■ What is being asked ■
Locate every line in the records below that contains the word "name", and copy each one.

■ Dataset records ■
★ ★ ★ ★ ★ ★ ★

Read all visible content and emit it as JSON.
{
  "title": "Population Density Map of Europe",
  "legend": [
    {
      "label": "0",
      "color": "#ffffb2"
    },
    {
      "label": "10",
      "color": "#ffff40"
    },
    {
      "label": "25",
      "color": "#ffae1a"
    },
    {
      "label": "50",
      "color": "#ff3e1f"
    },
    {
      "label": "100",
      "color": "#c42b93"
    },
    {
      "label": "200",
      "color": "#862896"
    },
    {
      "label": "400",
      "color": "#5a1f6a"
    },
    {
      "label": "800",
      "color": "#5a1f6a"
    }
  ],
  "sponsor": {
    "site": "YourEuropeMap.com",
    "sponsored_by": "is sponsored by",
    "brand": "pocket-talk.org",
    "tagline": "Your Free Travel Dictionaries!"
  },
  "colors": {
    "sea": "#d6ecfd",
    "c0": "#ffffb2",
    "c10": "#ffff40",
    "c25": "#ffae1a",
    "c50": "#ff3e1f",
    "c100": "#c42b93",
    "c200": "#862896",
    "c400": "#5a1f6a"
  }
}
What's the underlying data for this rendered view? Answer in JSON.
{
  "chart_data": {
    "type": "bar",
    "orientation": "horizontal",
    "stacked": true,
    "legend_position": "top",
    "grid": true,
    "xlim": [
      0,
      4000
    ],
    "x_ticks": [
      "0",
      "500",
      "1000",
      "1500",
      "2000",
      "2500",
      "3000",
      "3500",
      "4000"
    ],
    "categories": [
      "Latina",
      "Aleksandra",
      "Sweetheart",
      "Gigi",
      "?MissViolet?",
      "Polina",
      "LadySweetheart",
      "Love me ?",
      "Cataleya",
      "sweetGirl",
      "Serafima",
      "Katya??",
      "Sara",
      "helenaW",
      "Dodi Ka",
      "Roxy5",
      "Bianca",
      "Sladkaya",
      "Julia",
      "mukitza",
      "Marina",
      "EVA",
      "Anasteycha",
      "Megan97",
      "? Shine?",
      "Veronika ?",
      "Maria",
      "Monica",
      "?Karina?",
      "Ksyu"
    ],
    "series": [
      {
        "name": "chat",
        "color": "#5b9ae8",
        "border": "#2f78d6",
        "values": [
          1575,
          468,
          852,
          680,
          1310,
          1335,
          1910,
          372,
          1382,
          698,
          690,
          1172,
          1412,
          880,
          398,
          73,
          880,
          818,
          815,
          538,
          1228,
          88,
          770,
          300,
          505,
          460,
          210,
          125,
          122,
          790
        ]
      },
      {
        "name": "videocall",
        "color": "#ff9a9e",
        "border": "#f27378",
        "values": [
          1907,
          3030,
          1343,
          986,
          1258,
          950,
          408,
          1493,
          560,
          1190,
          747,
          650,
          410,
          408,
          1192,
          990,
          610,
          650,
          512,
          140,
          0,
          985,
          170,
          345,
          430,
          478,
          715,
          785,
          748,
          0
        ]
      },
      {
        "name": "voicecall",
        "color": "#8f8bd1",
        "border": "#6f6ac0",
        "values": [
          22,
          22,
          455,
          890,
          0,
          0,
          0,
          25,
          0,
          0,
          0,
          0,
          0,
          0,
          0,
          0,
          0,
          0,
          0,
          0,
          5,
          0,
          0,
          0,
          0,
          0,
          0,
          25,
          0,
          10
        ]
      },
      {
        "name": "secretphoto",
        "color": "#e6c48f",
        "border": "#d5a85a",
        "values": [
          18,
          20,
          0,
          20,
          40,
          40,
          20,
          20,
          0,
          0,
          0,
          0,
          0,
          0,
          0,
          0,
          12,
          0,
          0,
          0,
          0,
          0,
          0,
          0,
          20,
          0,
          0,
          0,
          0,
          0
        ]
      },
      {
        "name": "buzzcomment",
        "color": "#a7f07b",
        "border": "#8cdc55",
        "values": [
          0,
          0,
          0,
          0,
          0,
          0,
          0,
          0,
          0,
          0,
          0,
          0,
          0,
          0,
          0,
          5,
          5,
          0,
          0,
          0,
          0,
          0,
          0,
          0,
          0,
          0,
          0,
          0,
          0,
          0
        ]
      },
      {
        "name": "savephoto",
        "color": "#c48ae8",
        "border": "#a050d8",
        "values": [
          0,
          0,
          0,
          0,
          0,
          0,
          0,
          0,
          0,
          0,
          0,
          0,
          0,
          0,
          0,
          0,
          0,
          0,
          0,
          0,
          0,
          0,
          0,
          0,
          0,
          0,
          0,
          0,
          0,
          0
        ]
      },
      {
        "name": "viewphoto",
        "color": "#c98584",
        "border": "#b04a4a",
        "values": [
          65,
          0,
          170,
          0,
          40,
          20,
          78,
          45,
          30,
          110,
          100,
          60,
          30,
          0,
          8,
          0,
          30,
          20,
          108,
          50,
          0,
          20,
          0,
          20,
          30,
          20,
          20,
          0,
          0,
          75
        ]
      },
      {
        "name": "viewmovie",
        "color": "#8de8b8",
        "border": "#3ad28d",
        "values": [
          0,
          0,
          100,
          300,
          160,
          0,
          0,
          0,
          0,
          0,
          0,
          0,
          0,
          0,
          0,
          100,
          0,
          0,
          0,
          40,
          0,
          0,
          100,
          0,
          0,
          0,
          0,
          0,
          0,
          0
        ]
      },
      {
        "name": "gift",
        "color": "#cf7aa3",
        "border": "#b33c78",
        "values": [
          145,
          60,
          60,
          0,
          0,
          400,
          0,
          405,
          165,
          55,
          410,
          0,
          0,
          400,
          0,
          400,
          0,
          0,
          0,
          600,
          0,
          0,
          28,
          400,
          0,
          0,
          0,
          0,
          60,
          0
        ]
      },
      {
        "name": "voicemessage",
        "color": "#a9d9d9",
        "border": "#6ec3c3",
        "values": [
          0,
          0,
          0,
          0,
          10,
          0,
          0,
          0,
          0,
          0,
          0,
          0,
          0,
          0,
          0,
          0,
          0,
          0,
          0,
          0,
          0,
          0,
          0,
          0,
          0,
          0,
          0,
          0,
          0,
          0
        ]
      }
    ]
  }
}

★ ★ ★ ★ ★ ★ ★

■ Output below ■
        "name": "chat",
        "name": "videocall",
        "name": "voicecall",
        "name": "secretphoto",
        "name": "buzzcomment",
        "name": "savephoto",
        "name": "viewphoto",
        "name": "viewmovie",
        "name": "gift",
        "name": "voicemessage",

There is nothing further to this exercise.